*THE PROBLEM*
Go through the records and transcribe them exactly, passing over any picture.

(MATERIAL PROVIDED)

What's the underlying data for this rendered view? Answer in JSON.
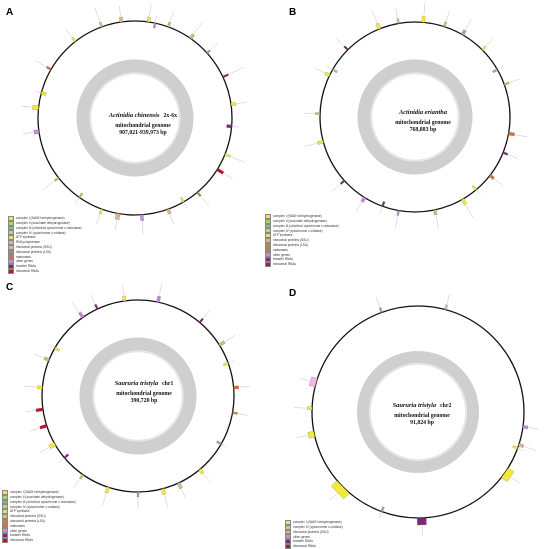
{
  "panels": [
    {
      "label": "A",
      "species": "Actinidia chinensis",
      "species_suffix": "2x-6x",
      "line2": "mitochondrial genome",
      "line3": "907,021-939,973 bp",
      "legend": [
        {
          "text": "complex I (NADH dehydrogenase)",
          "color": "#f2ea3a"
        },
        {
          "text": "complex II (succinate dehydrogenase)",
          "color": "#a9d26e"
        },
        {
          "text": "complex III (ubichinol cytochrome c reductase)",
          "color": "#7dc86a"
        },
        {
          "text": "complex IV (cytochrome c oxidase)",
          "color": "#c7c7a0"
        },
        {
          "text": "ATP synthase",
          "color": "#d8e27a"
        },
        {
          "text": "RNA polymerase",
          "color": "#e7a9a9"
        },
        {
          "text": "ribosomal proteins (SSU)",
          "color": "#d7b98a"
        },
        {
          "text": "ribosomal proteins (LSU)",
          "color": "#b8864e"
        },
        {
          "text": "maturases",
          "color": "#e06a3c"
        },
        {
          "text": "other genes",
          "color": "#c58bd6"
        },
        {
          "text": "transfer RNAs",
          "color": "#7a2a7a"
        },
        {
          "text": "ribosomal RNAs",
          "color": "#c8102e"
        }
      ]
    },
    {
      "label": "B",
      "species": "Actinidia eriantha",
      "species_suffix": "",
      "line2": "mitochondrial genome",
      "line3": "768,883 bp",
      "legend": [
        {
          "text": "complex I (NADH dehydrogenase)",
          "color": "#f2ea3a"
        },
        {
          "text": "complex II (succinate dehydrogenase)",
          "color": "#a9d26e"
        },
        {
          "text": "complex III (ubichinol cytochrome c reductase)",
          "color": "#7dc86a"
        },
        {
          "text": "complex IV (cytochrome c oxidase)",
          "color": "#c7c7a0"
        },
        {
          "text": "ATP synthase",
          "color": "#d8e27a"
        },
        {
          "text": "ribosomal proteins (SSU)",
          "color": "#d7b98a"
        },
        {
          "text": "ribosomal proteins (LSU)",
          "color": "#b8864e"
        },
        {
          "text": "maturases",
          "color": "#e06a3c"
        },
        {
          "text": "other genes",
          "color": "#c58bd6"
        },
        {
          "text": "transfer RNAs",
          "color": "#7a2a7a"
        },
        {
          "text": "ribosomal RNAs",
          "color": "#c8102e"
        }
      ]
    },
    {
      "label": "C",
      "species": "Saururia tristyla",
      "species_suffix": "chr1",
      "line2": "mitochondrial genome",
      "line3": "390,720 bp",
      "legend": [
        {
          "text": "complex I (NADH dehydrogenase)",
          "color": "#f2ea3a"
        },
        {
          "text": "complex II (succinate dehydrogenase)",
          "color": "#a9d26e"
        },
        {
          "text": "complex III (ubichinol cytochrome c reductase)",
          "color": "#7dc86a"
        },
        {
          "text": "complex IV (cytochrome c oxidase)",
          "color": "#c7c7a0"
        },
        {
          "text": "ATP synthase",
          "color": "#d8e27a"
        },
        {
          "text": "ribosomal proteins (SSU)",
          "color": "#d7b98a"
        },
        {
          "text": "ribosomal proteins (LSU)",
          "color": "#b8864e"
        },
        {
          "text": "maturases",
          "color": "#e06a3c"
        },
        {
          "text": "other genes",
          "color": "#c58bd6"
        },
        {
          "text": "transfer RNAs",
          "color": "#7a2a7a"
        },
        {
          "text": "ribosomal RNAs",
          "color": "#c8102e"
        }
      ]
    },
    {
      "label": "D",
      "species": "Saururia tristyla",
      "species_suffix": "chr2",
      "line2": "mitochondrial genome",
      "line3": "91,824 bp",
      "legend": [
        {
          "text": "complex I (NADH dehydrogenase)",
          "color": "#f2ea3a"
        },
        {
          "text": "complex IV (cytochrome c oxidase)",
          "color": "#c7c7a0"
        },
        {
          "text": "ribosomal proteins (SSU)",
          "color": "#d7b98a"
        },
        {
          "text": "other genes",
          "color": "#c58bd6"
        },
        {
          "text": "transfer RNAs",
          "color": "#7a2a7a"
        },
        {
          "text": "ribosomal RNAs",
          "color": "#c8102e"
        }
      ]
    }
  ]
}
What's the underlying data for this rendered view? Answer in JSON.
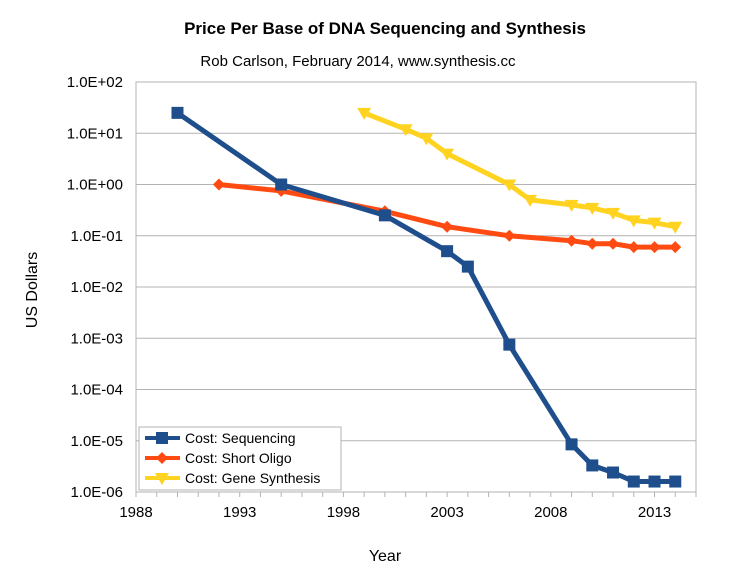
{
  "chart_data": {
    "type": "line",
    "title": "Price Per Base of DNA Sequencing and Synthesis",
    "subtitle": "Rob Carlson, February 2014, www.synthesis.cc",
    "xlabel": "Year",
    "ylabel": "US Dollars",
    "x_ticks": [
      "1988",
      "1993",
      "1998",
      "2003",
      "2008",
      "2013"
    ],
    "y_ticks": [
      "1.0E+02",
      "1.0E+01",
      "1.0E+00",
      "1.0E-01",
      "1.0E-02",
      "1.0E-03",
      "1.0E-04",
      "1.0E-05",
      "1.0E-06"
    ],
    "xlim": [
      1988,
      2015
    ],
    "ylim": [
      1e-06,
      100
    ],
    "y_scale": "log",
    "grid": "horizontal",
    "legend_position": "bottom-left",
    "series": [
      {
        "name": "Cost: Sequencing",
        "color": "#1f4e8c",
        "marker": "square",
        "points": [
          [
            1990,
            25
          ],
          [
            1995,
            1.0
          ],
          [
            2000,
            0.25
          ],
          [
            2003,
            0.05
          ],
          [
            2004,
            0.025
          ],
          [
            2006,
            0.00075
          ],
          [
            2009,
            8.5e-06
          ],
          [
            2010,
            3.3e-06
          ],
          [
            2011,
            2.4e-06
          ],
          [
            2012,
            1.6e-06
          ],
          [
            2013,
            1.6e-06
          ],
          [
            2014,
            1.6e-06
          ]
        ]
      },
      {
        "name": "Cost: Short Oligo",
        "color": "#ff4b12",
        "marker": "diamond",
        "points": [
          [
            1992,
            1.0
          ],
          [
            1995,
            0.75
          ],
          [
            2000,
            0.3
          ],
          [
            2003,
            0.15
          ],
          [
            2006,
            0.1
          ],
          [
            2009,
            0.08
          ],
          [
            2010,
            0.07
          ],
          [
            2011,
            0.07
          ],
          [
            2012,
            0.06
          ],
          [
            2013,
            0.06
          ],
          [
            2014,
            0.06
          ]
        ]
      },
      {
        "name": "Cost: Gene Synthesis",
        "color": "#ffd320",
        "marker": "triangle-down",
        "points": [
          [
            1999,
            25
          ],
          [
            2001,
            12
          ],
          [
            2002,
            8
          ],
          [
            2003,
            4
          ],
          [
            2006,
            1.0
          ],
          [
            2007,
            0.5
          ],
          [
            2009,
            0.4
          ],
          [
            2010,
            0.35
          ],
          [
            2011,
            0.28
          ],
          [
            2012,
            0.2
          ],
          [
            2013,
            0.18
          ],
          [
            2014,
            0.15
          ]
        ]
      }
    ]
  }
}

(End MATERIAL PROVIDED)

*EXPECTED OUTPUT*
What's the underlying data for this rendered view? Answer in JSON.
{
  "panels": [
    {
      "label": "A",
      "species": "Actinidia chinensis",
      "species_suffix": "2x-6x",
      "line2": "mitochondrial genome",
      "line3": "907,021-939,973 bp",
      "legend": [
        {
          "text": "complex I (NADH dehydrogenase)",
          "color": "#f2ea3a"
        },
        {
          "text": "complex II (succinate dehydrogenase)",
          "color": "#a9d26e"
        },
        {
          "text": "complex III (ubichinol cytochrome c reductase)",
          "color": "#7dc86a"
        },
        {
          "text": "complex IV (cytochrome c oxidase)",
          "color": "#c7c7a0"
        },
        {
          "text": "ATP synthase",
          "color": "#d8e27a"
        },
        {
          "text": "RNA polymerase",
          "color": "#e7a9a9"
        },
        {
          "text": "ribosomal proteins (SSU)",
          "color": "#d7b98a"
        },
        {
          "text": "ribosomal proteins (LSU)",
          "color": "#b8864e"
        },
        {
          "text": "maturases",
          "color": "#e06a3c"
        },
        {
          "text": "other genes",
          "color": "#c58bd6"
        },
        {
          "text": "transfer RNAs",
          "color": "#7a2a7a"
        },
        {
          "text": "ribosomal RNAs",
          "color": "#c8102e"
        }
      ]
    },
    {
      "label": "B",
      "species": "Actinidia eriantha",
      "species_suffix": "",
      "line2": "mitochondrial genome",
      "line3": "768,883 bp",
      "legend": [
        {
          "text": "complex I (NADH dehydrogenase)",
          "color": "#f2ea3a"
        },
        {
          "text": "complex II (succinate dehydrogenase)",
          "color": "#a9d26e"
        },
        {
          "text": "complex III (ubichinol cytochrome c reductase)",
          "color": "#7dc86a"
        },
        {
          "text": "complex IV (cytochrome c oxidase)",
          "color": "#c7c7a0"
        },
        {
          "text": "ATP synthase",
          "color": "#d8e27a"
        },
        {
          "text": "ribosomal proteins (SSU)",
          "color": "#d7b98a"
        },
        {
          "text": "ribosomal proteins (LSU)",
          "color": "#b8864e"
        },
        {
          "text": "maturases",
          "color": "#e06a3c"
        },
        {
          "text": "other genes",
          "color": "#c58bd6"
        },
        {
          "text": "transfer RNAs",
          "color": "#7a2a7a"
        },
        {
          "text": "ribosomal RNAs",
          "color": "#c8102e"
        }
      ]
    },
    {
      "label": "C",
      "species": "Saururia tristyla",
      "species_suffix": "chr1",
      "line2": "mitochondrial genome",
      "line3": "390,720 bp",
      "legend": [
        {
          "text": "complex I (NADH dehydrogenase)",
          "color": "#f2ea3a"
        },
        {
          "text": "complex II (succinate dehydrogenase)",
          "color": "#a9d26e"
        },
        {
          "text": "complex III (ubichinol cytochrome c reductase)",
          "color": "#7dc86a"
        },
        {
          "text": "complex IV (cytochrome c oxidase)",
          "color": "#c7c7a0"
        },
        {
          "text": "ATP synthase",
          "color": "#d8e27a"
        },
        {
          "text": "ribosomal proteins (SSU)",
          "color": "#d7b98a"
        },
        {
          "text": "ribosomal proteins (LSU)",
          "color": "#b8864e"
        },
        {
          "text": "maturases",
          "color": "#e06a3c"
        },
        {
          "text": "other genes",
          "color": "#c58bd6"
        },
        {
          "text": "transfer RNAs",
          "color": "#7a2a7a"
        },
        {
          "text": "ribosomal RNAs",
          "color": "#c8102e"
        }
      ]
    },
    {
      "label": "D",
      "species": "Saururia tristyla",
      "species_suffix": "chr2",
      "line2": "mitochondrial genome",
      "line3": "91,824 bp",
      "legend": [
        {
          "text": "complex I (NADH dehydrogenase)",
          "color": "#f2ea3a"
        },
        {
          "text": "complex IV (cytochrome c oxidase)",
          "color": "#c7c7a0"
        },
        {
          "text": "ribosomal proteins (SSU)",
          "color": "#d7b98a"
        },
        {
          "text": "other genes",
          "color": "#c58bd6"
        },
        {
          "text": "transfer RNAs",
          "color": "#7a2a7a"
        },
        {
          "text": "ribosomal RNAs",
          "color": "#c8102e"
        }
      ]
    }
  ]
}
What's the underlying data for this rendered view? Answer in JSON.
{
  "chart_data": {
    "type": "line",
    "title": "Price Per Base of DNA Sequencing and Synthesis",
    "subtitle": "Rob Carlson, February 2014, www.synthesis.cc",
    "xlabel": "Year",
    "ylabel": "US Dollars",
    "x_ticks": [
      "1988",
      "1993",
      "1998",
      "2003",
      "2008",
      "2013"
    ],
    "y_ticks": [
      "1.0E+02",
      "1.0E+01",
      "1.0E+00",
      "1.0E-01",
      "1.0E-02",
      "1.0E-03",
      "1.0E-04",
      "1.0E-05",
      "1.0E-06"
    ],
    "xlim": [
      1988,
      2015
    ],
    "ylim": [
      1e-06,
      100
    ],
    "y_scale": "log",
    "grid": "horizontal",
    "legend_position": "bottom-left",
    "series": [
      {
        "name": "Cost: Sequencing",
        "color": "#1f4e8c",
        "marker": "square",
        "points": [
          [
            1990,
            25
          ],
          [
            1995,
            1.0
          ],
          [
            2000,
            0.25
          ],
          [
            2003,
            0.05
          ],
          [
            2004,
            0.025
          ],
          [
            2006,
            0.00075
          ],
          [
            2009,
            8.5e-06
          ],
          [
            2010,
            3.3e-06
          ],
          [
            2011,
            2.4e-06
          ],
          [
            2012,
            1.6e-06
          ],
          [
            2013,
            1.6e-06
          ],
          [
            2014,
            1.6e-06
          ]
        ]
      },
      {
        "name": "Cost: Short Oligo",
        "color": "#ff4b12",
        "marker": "diamond",
        "points": [
          [
            1992,
            1.0
          ],
          [
            1995,
            0.75
          ],
          [
            2000,
            0.3
          ],
          [
            2003,
            0.15
          ],
          [
            2006,
            0.1
          ],
          [
            2009,
            0.08
          ],
          [
            2010,
            0.07
          ],
          [
            2011,
            0.07
          ],
          [
            2012,
            0.06
          ],
          [
            2013,
            0.06
          ],
          [
            2014,
            0.06
          ]
        ]
      },
      {
        "name": "Cost: Gene Synthesis",
        "color": "#ffd320",
        "marker": "triangle-down",
        "points": [
          [
            1999,
            25
          ],
          [
            2001,
            12
          ],
          [
            2002,
            8
          ],
          [
            2003,
            4
          ],
          [
            2006,
            1.0
          ],
          [
            2007,
            0.5
          ],
          [
            2009,
            0.4
          ],
          [
            2010,
            0.35
          ],
          [
            2011,
            0.28
          ],
          [
            2012,
            0.2
          ],
          [
            2013,
            0.18
          ],
          [
            2014,
            0.15
          ]
        ]
      }
    ]
  }
}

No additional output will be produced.